Written exercise: Pick out each line containing the string "name" and copy it.

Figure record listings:

..............................

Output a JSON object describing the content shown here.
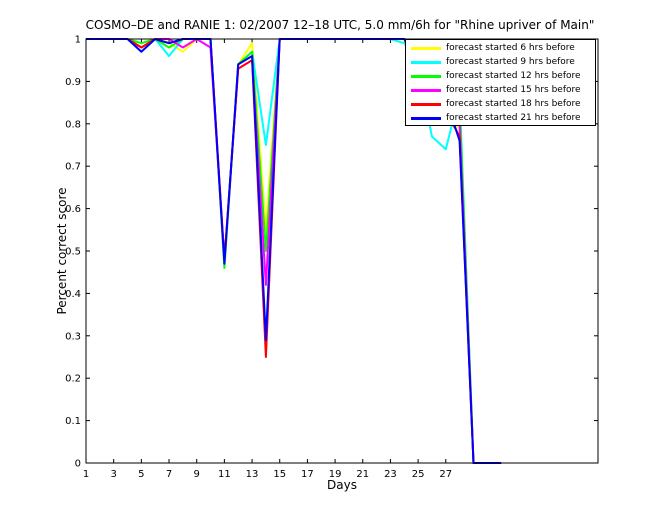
{
  "chart_data": {
    "type": "line",
    "title": "COSMO–DE and RANIE 1: 02/2007 12–18 UTC, 5.0 mm/6h for \"Rhine upriver of Main\"",
    "xlabel": "Days",
    "ylabel": "Percent correct score",
    "xlim": [
      1,
      38
    ],
    "ylim": [
      0,
      1
    ],
    "xticks": [
      1,
      3,
      5,
      7,
      9,
      11,
      13,
      15,
      17,
      19,
      21,
      23,
      25,
      27
    ],
    "yticks": [
      0,
      0.1,
      0.2,
      0.3,
      0.4,
      0.5,
      0.6,
      0.7,
      0.8,
      0.9,
      1
    ],
    "legend_position": "top-right",
    "series": [
      {
        "name": "forecast started 6 hrs before",
        "color": "#ffff00",
        "x": [
          1,
          2,
          3,
          4,
          5,
          6,
          7,
          8,
          9,
          10,
          11,
          12,
          13,
          14,
          15,
          16,
          17,
          18,
          19,
          20,
          21,
          22,
          23,
          24,
          25,
          26,
          27,
          28,
          29,
          30,
          31
        ],
        "y": [
          1,
          1,
          1,
          1,
          0.98,
          1,
          0.99,
          0.97,
          1,
          1,
          0.47,
          0.94,
          0.99,
          0.55,
          1,
          1,
          1,
          1,
          1,
          1,
          1,
          1,
          1,
          0.99,
          0.95,
          0.8,
          0.82,
          0.79,
          0,
          0,
          0
        ]
      },
      {
        "name": "forecast started 9 hrs before",
        "color": "#00ffff",
        "x": [
          1,
          2,
          3,
          4,
          5,
          6,
          7,
          8,
          9,
          10,
          11,
          12,
          13,
          14,
          15,
          16,
          17,
          18,
          19,
          20,
          21,
          22,
          23,
          24,
          25,
          26,
          27,
          28,
          29,
          30,
          31
        ],
        "y": [
          1,
          1,
          1,
          1,
          0.97,
          1,
          0.96,
          1,
          1,
          1,
          0.47,
          0.94,
          0.97,
          0.75,
          1,
          1,
          1,
          1,
          1,
          1,
          1,
          1,
          1,
          0.99,
          0.94,
          0.77,
          0.74,
          0.87,
          0,
          0,
          0
        ]
      },
      {
        "name": "forecast started 12 hrs before",
        "color": "#00ff00",
        "x": [
          1,
          2,
          3,
          4,
          5,
          6,
          7,
          8,
          9,
          10,
          11,
          12,
          13,
          14,
          15,
          16,
          17,
          18,
          19,
          20,
          21,
          22,
          23,
          24,
          25,
          26,
          27,
          28,
          29,
          30,
          31
        ],
        "y": [
          1,
          1,
          1,
          1,
          0.99,
          1,
          0.98,
          1,
          1,
          1,
          0.46,
          0.94,
          0.97,
          0.5,
          1,
          1,
          1,
          1,
          1,
          1,
          1,
          1,
          1,
          1,
          0.97,
          0.8,
          0.88,
          0.85,
          0,
          0,
          0
        ]
      },
      {
        "name": "forecast started 15 hrs before",
        "color": "#ff00ff",
        "x": [
          1,
          2,
          3,
          4,
          5,
          6,
          7,
          8,
          9,
          10,
          11,
          12,
          13,
          14,
          15,
          16,
          17,
          18,
          19,
          20,
          21,
          22,
          23,
          24,
          25,
          26,
          27,
          28,
          29,
          30,
          31
        ],
        "y": [
          1,
          1,
          1,
          1,
          0.98,
          1,
          1,
          0.98,
          1,
          0.98,
          0.48,
          0.93,
          0.95,
          0.42,
          1,
          1,
          1,
          1,
          1,
          1,
          1,
          1,
          1,
          1,
          0.94,
          0.85,
          0.87,
          0.8,
          0,
          0,
          0
        ]
      },
      {
        "name": "forecast started 18 hrs before",
        "color": "#ff0000",
        "x": [
          1,
          2,
          3,
          4,
          5,
          6,
          7,
          8,
          9,
          10,
          11,
          12,
          13,
          14,
          15,
          16,
          17,
          18,
          19,
          20,
          21,
          22,
          23,
          24,
          25,
          26,
          27,
          28,
          29,
          30,
          31
        ],
        "y": [
          1,
          1,
          1,
          1,
          0.98,
          1,
          0.99,
          1,
          1,
          1,
          0.48,
          0.93,
          0.95,
          0.25,
          1,
          1,
          1,
          1,
          1,
          1,
          1,
          1,
          1,
          1,
          0.92,
          0.81,
          0.83,
          0.77,
          0,
          0,
          0
        ]
      },
      {
        "name": "forecast started 21 hrs before",
        "color": "#0000ff",
        "x": [
          1,
          2,
          3,
          4,
          5,
          6,
          7,
          8,
          9,
          10,
          11,
          12,
          13,
          14,
          15,
          16,
          17,
          18,
          19,
          20,
          21,
          22,
          23,
          24,
          25,
          26,
          27,
          28,
          29,
          30,
          31
        ],
        "y": [
          1,
          1,
          1,
          1,
          0.97,
          1,
          0.99,
          1,
          1,
          1,
          0.47,
          0.94,
          0.96,
          0.29,
          1,
          1,
          1,
          1,
          1,
          1,
          1,
          1,
          1,
          1,
          0.94,
          0.82,
          0.86,
          0.76,
          0,
          0,
          0
        ]
      }
    ]
  }
}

..............................

Exercise response:
        "name": "forecast started 6 hrs before",
        "name": "forecast started 9 hrs before",
        "name": "forecast started 12 hrs before",
        "name": "forecast started 15 hrs before",
        "name": "forecast started 18 hrs before",
        "name": "forecast started 21 hrs before",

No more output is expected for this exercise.